▶ [Task details] Search the material below for the word "this" and copy every line in which it occurs.

——————

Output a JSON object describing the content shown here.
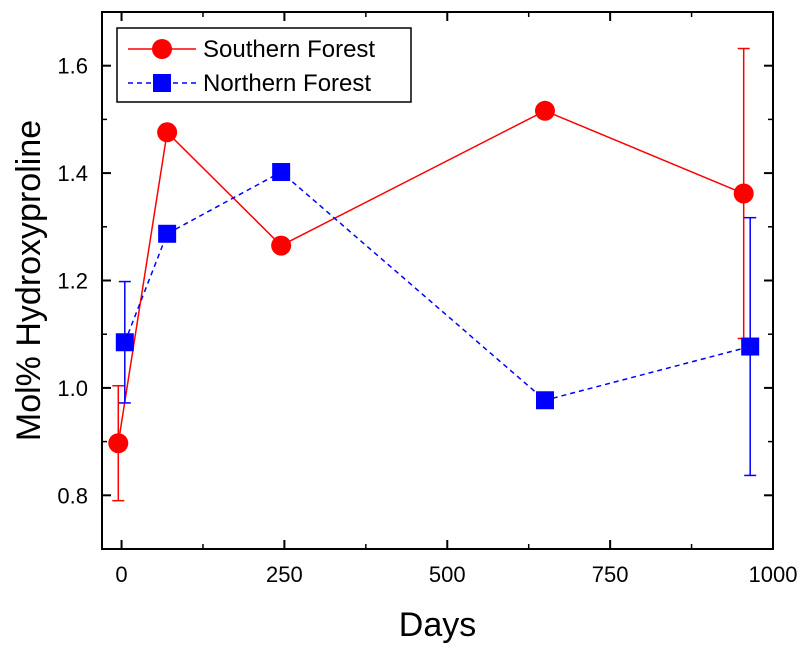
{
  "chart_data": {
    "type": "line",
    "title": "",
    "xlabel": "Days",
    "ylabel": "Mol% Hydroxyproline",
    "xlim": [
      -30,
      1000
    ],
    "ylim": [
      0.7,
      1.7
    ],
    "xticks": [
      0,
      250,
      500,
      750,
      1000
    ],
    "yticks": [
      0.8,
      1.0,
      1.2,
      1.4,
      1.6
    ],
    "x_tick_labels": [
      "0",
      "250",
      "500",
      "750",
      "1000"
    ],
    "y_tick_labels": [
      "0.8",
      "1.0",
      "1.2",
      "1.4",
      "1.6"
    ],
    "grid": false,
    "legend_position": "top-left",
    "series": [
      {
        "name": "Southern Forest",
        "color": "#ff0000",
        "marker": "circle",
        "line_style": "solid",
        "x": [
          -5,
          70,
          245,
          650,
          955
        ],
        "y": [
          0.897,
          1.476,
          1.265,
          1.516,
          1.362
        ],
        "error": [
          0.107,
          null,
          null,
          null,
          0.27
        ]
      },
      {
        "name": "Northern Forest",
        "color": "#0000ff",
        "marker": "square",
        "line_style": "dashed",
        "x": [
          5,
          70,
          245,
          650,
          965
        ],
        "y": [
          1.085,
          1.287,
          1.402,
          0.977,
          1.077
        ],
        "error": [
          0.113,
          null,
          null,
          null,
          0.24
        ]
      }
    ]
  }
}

——————

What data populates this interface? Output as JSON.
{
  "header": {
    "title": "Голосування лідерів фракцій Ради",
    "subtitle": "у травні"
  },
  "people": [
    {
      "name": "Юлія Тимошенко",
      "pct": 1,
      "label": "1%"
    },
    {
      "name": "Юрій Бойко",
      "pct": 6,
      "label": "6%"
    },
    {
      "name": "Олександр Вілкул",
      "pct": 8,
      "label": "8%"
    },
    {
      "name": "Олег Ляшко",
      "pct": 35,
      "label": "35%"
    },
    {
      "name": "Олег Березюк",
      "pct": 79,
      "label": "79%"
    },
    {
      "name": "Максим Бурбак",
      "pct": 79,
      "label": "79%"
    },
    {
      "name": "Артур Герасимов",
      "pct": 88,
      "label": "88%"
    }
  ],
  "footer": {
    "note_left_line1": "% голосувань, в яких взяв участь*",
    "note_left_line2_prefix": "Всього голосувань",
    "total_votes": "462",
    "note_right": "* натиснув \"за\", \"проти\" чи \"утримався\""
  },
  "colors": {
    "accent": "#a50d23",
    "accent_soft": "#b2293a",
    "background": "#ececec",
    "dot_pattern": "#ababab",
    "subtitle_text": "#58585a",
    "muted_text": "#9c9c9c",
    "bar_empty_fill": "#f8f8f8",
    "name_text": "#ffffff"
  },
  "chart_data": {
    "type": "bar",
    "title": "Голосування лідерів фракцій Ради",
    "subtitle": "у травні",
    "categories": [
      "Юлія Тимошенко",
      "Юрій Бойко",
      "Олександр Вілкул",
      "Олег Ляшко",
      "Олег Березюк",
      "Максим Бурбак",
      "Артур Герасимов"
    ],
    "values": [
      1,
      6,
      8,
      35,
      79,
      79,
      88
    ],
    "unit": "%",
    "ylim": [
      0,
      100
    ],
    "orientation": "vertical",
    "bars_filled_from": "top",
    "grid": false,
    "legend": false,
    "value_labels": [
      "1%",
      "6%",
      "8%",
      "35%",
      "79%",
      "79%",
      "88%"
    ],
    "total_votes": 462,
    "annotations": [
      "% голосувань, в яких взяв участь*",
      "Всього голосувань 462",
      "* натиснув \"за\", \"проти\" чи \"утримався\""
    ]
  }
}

——————

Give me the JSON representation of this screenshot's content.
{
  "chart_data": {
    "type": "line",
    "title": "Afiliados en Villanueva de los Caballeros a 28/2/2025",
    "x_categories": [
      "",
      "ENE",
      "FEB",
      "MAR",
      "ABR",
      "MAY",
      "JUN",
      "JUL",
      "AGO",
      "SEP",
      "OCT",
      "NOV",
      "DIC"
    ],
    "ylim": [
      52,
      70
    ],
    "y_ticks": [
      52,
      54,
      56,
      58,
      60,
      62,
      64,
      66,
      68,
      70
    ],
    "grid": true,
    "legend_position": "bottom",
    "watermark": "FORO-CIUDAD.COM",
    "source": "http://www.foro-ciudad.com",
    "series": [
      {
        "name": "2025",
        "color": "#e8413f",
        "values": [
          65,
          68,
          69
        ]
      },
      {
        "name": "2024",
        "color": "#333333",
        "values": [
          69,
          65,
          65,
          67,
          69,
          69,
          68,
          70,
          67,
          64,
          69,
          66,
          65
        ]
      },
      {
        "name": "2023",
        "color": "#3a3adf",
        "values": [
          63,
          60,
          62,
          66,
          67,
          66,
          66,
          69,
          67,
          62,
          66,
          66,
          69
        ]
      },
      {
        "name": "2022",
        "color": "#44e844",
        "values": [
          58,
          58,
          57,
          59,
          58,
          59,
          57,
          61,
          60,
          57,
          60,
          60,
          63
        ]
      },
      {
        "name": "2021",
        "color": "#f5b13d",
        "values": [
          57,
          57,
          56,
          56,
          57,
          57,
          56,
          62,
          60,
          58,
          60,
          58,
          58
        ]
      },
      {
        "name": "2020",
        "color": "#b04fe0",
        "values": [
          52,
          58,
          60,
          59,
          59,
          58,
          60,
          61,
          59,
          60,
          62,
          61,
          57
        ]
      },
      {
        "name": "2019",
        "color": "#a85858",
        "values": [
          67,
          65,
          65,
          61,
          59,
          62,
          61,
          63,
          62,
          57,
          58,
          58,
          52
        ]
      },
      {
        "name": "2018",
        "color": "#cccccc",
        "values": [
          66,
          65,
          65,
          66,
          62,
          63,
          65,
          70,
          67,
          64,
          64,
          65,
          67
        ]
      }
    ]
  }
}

——————

▶ [Response to the exercise]
What data populates this interface? Output as JSON.
Give me the JSON representation of this screenshot's content.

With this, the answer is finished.